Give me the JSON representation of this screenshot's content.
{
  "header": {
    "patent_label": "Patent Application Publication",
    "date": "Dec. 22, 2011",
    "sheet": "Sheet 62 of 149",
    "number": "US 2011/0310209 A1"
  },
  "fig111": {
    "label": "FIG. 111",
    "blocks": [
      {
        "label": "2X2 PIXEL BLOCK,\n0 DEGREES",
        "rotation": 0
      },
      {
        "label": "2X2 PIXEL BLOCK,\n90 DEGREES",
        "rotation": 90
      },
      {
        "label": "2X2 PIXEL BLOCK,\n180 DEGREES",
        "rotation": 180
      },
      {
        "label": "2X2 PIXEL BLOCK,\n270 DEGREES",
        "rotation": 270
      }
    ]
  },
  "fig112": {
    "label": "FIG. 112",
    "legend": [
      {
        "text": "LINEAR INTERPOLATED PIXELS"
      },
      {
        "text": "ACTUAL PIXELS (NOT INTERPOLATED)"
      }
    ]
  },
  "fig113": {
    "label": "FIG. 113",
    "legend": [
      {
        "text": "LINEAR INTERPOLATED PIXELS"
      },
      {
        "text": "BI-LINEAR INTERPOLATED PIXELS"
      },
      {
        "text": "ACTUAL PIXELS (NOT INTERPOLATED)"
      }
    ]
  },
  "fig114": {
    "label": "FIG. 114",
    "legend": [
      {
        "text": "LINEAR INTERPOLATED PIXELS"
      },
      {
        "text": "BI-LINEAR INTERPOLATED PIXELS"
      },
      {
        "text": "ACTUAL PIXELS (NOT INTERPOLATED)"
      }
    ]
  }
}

___

**What to produce:** Give only a number: how many lines of the data hold the string "DEGREES"?

**Full solution:** 4